STATED PROBLEM: Copy each line of the listing below exactly.

- - - - -

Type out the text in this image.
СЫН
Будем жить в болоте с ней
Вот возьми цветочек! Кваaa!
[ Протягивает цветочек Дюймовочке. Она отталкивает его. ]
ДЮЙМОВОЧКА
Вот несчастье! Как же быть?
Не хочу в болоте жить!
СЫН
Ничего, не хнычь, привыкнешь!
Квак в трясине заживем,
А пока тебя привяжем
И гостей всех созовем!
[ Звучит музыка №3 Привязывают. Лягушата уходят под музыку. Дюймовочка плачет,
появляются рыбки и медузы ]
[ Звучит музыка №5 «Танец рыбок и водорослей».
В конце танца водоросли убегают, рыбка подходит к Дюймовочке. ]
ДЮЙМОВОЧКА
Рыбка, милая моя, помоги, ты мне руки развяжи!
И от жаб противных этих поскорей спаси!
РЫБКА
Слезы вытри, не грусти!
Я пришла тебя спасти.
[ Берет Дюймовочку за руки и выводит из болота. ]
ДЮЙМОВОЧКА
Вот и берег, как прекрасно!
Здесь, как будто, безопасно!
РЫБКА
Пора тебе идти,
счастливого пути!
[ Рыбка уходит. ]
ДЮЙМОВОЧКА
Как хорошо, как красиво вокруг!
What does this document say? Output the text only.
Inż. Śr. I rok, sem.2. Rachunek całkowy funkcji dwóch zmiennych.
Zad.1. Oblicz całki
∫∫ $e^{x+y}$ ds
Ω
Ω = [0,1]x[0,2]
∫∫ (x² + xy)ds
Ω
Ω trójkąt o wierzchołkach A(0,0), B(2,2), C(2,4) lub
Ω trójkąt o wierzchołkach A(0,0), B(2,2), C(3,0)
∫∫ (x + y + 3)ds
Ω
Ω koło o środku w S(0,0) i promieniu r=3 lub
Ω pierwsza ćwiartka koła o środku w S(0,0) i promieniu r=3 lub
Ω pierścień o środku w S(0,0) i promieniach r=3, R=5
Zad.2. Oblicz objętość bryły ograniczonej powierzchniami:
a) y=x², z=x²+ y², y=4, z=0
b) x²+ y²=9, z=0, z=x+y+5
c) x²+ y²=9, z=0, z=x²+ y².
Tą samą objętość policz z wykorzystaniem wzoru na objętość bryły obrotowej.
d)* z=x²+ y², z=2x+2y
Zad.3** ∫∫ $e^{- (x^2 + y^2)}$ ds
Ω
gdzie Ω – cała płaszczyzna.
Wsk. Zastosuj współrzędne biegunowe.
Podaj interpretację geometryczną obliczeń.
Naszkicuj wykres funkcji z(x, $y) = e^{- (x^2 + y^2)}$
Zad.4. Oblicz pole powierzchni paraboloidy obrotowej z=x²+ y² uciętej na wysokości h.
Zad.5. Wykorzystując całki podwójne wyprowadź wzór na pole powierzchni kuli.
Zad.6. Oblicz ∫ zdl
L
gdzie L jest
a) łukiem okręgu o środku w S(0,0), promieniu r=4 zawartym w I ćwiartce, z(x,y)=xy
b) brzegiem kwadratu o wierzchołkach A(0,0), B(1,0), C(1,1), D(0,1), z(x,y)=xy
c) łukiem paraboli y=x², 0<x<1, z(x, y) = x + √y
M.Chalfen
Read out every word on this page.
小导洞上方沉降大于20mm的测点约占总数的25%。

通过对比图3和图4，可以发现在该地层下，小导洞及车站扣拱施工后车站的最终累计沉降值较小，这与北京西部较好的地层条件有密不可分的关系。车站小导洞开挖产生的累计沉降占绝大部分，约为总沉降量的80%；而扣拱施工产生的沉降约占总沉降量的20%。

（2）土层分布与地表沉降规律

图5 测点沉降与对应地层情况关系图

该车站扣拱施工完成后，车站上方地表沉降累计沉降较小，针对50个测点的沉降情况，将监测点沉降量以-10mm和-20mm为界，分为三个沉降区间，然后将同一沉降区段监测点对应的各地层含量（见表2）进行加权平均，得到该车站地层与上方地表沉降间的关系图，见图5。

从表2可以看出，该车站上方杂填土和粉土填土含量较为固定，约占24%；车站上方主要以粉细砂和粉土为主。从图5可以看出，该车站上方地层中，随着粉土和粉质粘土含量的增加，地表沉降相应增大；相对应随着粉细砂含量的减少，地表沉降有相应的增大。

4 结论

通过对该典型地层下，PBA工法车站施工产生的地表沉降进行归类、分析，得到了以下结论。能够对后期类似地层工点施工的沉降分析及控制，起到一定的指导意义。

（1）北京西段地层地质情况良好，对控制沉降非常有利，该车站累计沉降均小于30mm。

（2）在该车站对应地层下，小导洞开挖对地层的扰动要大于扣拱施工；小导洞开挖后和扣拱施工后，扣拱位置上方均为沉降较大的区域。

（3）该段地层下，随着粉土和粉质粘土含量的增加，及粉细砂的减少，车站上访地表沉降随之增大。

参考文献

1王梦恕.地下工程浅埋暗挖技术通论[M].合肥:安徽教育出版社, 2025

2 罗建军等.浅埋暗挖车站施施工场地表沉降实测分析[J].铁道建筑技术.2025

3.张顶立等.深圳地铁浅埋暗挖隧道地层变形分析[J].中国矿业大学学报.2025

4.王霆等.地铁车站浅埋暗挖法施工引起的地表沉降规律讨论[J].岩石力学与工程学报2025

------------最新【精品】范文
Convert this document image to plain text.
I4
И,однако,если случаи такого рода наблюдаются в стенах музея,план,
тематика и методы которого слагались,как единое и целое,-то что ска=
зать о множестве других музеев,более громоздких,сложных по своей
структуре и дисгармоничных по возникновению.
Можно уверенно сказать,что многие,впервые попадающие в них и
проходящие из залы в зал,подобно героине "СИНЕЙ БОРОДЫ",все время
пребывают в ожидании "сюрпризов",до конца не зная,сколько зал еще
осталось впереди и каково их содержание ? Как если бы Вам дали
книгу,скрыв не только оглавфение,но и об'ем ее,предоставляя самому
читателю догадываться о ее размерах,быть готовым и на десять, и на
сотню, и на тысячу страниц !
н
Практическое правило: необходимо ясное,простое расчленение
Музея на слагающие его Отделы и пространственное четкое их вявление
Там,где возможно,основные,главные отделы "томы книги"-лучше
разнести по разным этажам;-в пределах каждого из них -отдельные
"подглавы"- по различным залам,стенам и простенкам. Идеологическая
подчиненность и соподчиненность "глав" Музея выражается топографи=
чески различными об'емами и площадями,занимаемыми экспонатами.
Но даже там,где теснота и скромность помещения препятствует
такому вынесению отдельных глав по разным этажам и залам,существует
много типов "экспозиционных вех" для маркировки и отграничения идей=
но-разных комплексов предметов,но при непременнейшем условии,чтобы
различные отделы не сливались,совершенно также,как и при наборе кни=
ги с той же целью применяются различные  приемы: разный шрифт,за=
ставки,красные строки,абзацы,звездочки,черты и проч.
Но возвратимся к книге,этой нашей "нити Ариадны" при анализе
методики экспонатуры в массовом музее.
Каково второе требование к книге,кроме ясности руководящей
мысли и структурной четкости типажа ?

- - - - -

ANSWER BELOW:
Type out the text in this image.
СЫН
Будем жить в болоте с ней
Вот возьми цветочек! Кваaa!
[ Протягивает цветочек Дюймовочке. Она отталкивает его. ]
ДЮЙМОВОЧКА
Вот несчастье! Как же быть?
Не хочу в болоте жить!
СЫН
Ничего, не хнычь, привыкнешь!
Квак в трясине заживем,
А пока тебя привяжем
И гостей всех созовем!
[ Звучит музыка №3 Привязывают. Лягушата уходят под музыку. Дюймовочка плачет,
появляются рыбки и медузы ]
[ Звучит музыка №5 «Танец рыбок и водорослей».
В конце танца водоросли убегают, рыбка подходит к Дюймовочке. ]
ДЮЙМОВОЧКА
Рыбка, милая моя, помоги, ты мне руки развяжи!
И от жаб противных этих поскорей спаси!
РЫБКА
Слезы вытри, не грусти!
Я пришла тебя спасти.
[ Берет Дюймовочку за руки и выводит из болота. ]
ДЮЙМОВОЧКА
Вот и берег, как прекрасно!
Здесь, как будто, безопасно!
РЫБКА
Пора тебе идти,
счастливого пути!
[ Рыбка уходит. ]
ДЮЙМОВОЧКА
Как хорошо, как красиво вокруг!
What does this document say? Output the text only.
Inż. Śr. I rok, sem.2. Rachunek całkowy funkcji dwóch zmiennych.
Zad.1. Oblicz całki
∫∫ $e^{x+y}$ ds
Ω
Ω = [0,1]x[0,2]
∫∫ (x² + xy)ds
Ω
Ω trójkąt o wierzchołkach A(0,0), B(2,2), C(2,4) lub
Ω trójkąt o wierzchołkach A(0,0), B(2,2), C(3,0)
∫∫ (x + y + 3)ds
Ω
Ω koło o środku w S(0,0) i promieniu r=3 lub
Ω pierwsza ćwiartka koła o środku w S(0,0) i promieniu r=3 lub
Ω pierścień o środku w S(0,0) i promieniach r=3, R=5
Zad.2. Oblicz objętość bryły ograniczonej powierzchniami:
a) y=x², z=x²+ y², y=4, z=0
b) x²+ y²=9, z=0, z=x+y+5
c) x²+ y²=9, z=0, z=x²+ y².
Tą samą objętość policz z wykorzystaniem wzoru na objętość bryły obrotowej.
d)* z=x²+ y², z=2x+2y
Zad.3** ∫∫ $e^{- (x^2 + y^2)}$ ds
Ω
gdzie Ω – cała płaszczyzna.
Wsk. Zastosuj współrzędne biegunowe.
Podaj interpretację geometryczną obliczeń.
Naszkicuj wykres funkcji z(x, $y) = e^{- (x^2 + y^2)}$
Zad.4. Oblicz pole powierzchni paraboloidy obrotowej z=x²+ y² uciętej na wysokości h.
Zad.5. Wykorzystując całki podwójne wyprowadź wzór na pole powierzchni kuli.
Zad.6. Oblicz ∫ zdl
L
gdzie L jest
a) łukiem okręgu o środku w S(0,0), promieniu r=4 zawartym w I ćwiartce, z(x,y)=xy
b) brzegiem kwadratu o wierzchołkach A(0,0), B(1,0), C(1,1), D(0,1), z(x,y)=xy
c) łukiem paraboli y=x², 0<x<1, z(x, y) = x + √y
M.Chalfen
Read out every word on this page.
小导洞上方沉降大于20mm的测点约占总数的25%。

通过对比图3和图4，可以发现在该地层下，小导洞及车站扣拱施工后车站的最终累计沉降值较小，这与北京西部较好的地层条件有密不可分的关系。车站小导洞开挖产生的累计沉降占绝大部分，约为总沉降量的80%；而扣拱施工产生的沉降约占总沉降量的20%。

（2）土层分布与地表沉降规律

图5 测点沉降与对应地层情况关系图

该车站扣拱施工完成后，车站上方地表沉降累计沉降较小，针对50个测点的沉降情况，将监测点沉降量以-10mm和-20mm为界，分为三个沉降区间，然后将同一沉降区段监测点对应的各地层含量（见表2）进行加权平均，得到该车站地层与上方地表沉降间的关系图，见图5。

从表2可以看出，该车站上方杂填土和粉土填土含量较为固定，约占24%；车站上方主要以粉细砂和粉土为主。从图5可以看出，该车站上方地层中，随着粉土和粉质粘土含量的增加，地表沉降相应增大；相对应随着粉细砂含量的减少，地表沉降有相应的增大。

4 结论

通过对该典型地层下，PBA工法车站施工产生的地表沉降进行归类、分析，得到了以下结论。能够对后期类似地层工点施工的沉降分析及控制，起到一定的指导意义。

（1）北京西段地层地质情况良好，对控制沉降非常有利，该车站累计沉降均小于30mm。

（2）在该车站对应地层下，小导洞开挖对地层的扰动要大于扣拱施工；小导洞开挖后和扣拱施工后，扣拱位置上方均为沉降较大的区域。

（3）该段地层下，随着粉土和粉质粘土含量的增加，及粉细砂的减少，车站上访地表沉降随之增大。

参考文献

1王梦恕.地下工程浅埋暗挖技术通论[M].合肥:安徽教育出版社, 2025

2 罗建军等.浅埋暗挖车站施施工场地表沉降实测分析[J].铁道建筑技术.2025

3.张顶立等.深圳地铁浅埋暗挖隧道地层变形分析[J].中国矿业大学学报.2025

4.王霆等.地铁车站浅埋暗挖法施工引起的地表沉降规律讨论[J].岩石力学与工程学报2025

------------最新【精品】范文
Convert this document image to plain text.
I4
И,однако,если случаи такого рода наблюдаются в стенах музея,план,
тематика и методы которого слагались,как единое и целое,-то что ска=
зать о множестве других музеев,более громоздких,сложных по своей
структуре и дисгармоничных по возникновению.
Можно уверенно сказать,что многие,впервые попадающие в них и
проходящие из залы в зал,подобно героине "СИНЕЙ БОРОДЫ",все время
пребывают в ожидании "сюрпризов",до конца не зная,сколько зал еще
осталось впереди и каково их содержание ? Как если бы Вам дали
книгу,скрыв не только оглавфение,но и об'ем ее,предоставляя самому
читателю догадываться о ее размерах,быть готовым и на десять, и на
сотню, и на тысячу страниц !
н
Практическое правило: необходимо ясное,простое расчленение
Музея на слагающие его Отделы и пространственное четкое их вявление
Там,где возможно,основные,главные отделы "томы книги"-лучше
разнести по разным этажам;-в пределах каждого из них -отдельные
"подглавы"- по различным залам,стенам и простенкам. Идеологическая
подчиненность и соподчиненность "глав" Музея выражается топографи=
чески различными об'емами и площадями,занимаемыми экспонатами.
Но даже там,где теснота и скромность помещения препятствует
такому вынесению отдельных глав по разным этажам и залам,существует
много типов "экспозиционных вех" для маркировки и отграничения идей=
но-разных комплексов предметов,но при непременнейшем условии,чтобы
различные отделы не сливались,совершенно также,как и при наборе кни=
ги с той же целью применяются различные  приемы: разный шрифт,за=
ставки,красные строки,абзацы,звездочки,черты и проч.
Но возвратимся к книге,этой нашей "нити Ариадны" при анализе
методики экспонатуры в массовом музее.
Каково второе требование к книге,кроме ясности руководящей
мысли и структурной четкости типажа ?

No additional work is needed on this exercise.